## START
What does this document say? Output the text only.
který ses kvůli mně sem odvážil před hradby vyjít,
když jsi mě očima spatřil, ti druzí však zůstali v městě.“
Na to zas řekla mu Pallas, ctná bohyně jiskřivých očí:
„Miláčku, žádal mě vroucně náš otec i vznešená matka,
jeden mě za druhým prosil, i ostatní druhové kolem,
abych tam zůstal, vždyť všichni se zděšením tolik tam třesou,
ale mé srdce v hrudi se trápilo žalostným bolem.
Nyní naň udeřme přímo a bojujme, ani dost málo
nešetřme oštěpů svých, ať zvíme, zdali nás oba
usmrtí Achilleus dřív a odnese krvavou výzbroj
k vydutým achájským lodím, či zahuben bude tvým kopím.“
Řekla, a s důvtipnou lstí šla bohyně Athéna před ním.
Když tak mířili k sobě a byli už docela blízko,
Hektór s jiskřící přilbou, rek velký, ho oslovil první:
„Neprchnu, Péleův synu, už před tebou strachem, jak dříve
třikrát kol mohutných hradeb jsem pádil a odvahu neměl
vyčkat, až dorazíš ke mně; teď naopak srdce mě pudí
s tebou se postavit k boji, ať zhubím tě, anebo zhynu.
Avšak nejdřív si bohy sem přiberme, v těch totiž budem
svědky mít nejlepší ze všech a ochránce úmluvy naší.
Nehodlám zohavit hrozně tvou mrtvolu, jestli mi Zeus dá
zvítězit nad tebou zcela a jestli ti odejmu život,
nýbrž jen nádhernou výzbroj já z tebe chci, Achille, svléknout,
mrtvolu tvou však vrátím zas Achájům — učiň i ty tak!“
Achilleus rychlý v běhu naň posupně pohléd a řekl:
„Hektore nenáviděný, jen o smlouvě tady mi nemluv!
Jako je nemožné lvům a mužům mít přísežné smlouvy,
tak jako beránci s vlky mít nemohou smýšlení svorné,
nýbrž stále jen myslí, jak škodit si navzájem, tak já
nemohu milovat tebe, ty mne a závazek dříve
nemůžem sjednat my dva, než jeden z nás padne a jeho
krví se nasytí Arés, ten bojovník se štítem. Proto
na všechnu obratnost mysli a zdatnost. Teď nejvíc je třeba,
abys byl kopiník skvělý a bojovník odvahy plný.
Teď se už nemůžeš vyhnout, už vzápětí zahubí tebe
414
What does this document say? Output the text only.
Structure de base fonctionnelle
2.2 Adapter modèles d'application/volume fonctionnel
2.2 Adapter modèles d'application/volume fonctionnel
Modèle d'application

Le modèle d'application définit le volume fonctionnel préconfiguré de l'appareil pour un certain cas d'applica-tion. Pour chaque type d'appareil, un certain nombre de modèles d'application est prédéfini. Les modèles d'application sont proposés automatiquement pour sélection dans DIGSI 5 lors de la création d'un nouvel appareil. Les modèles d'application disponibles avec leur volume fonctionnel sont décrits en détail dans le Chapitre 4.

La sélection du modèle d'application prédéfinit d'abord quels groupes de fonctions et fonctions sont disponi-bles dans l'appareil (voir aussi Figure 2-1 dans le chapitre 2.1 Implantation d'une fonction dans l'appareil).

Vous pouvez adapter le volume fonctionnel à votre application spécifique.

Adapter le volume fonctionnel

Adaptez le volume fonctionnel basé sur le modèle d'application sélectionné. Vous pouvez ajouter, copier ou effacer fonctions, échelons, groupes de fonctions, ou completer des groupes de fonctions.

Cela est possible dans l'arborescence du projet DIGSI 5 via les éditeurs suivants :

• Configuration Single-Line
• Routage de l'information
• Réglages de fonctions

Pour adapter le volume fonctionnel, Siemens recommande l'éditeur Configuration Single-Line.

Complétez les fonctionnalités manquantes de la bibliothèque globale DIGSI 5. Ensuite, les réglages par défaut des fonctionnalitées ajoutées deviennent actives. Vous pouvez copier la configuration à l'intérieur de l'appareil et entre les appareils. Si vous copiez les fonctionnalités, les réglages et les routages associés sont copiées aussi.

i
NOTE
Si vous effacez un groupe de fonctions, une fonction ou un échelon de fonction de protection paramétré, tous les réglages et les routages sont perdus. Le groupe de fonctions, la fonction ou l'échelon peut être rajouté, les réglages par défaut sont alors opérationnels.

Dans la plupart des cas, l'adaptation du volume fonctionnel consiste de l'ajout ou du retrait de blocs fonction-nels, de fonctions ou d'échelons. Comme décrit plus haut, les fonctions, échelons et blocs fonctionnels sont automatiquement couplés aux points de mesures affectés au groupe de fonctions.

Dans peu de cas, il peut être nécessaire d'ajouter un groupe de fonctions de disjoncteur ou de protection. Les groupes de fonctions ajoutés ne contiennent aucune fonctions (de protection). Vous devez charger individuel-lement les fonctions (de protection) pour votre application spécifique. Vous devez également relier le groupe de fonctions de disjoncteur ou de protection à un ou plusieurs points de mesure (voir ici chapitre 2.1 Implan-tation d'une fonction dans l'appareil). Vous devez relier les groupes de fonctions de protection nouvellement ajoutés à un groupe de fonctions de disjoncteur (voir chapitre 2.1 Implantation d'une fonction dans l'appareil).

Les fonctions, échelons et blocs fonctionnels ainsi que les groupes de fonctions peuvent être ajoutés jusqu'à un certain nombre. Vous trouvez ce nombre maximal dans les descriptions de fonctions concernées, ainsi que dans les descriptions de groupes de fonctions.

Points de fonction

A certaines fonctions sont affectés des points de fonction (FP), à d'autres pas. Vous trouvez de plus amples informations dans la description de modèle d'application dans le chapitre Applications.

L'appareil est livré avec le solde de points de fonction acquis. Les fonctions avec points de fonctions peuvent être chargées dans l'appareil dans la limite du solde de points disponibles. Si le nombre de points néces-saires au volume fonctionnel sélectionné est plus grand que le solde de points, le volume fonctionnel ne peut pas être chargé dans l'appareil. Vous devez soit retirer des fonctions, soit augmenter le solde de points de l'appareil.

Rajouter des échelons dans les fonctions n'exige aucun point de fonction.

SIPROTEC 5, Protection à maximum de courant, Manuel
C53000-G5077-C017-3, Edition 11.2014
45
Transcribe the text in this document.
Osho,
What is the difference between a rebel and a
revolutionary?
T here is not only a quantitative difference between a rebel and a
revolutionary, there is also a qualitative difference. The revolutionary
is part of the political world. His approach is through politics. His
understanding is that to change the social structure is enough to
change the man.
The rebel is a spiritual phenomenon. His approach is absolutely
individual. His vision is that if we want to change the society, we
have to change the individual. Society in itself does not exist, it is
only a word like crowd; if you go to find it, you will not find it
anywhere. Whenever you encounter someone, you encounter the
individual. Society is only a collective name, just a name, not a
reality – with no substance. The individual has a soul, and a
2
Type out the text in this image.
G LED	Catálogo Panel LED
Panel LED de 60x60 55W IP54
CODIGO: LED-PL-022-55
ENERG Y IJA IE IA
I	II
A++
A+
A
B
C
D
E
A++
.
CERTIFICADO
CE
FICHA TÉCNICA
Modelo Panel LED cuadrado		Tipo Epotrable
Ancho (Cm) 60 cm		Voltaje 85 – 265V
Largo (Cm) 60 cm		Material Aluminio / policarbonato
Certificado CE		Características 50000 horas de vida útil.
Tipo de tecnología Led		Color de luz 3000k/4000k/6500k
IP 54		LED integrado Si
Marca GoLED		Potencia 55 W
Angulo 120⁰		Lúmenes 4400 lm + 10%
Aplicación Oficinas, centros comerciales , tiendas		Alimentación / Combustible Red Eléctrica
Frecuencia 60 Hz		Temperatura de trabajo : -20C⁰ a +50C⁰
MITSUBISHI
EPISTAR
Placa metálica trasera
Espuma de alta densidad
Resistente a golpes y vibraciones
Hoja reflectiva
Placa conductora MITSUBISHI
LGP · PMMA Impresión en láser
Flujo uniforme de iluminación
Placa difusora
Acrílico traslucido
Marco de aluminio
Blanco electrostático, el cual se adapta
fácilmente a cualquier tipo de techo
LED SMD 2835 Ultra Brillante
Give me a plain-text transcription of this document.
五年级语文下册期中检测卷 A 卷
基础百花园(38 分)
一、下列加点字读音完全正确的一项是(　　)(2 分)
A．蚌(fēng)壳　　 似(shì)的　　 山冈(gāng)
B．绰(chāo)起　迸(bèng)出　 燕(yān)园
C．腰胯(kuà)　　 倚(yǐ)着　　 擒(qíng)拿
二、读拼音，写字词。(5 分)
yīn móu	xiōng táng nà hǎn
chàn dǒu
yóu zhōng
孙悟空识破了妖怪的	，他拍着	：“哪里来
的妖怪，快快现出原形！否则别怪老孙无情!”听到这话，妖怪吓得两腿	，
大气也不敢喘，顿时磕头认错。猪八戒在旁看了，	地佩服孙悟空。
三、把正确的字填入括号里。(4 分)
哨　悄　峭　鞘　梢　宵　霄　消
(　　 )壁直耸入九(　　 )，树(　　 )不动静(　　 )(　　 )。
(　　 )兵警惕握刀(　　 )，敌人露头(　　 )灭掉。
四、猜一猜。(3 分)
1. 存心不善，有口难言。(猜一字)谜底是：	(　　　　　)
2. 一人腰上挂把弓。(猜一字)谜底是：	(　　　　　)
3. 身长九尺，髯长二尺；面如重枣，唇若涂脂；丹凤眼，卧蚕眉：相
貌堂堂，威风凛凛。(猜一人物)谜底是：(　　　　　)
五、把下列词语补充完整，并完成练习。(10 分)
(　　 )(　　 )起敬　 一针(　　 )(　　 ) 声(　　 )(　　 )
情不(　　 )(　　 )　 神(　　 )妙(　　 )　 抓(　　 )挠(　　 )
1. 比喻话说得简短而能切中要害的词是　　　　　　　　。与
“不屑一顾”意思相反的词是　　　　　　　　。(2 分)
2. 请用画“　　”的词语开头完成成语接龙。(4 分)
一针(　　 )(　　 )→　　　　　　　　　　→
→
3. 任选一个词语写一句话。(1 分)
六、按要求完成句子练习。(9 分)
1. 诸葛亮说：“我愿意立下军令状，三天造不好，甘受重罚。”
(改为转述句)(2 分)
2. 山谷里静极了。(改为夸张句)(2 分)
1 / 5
## END
Using the records above, pull out each line where the word "change" occurs.

## Output of the task
understanding is that to change the social structure is enough to
change the man.
individual. His vision is that if we want to change the society, we
have to change the individual. Society in itself does not exist, it is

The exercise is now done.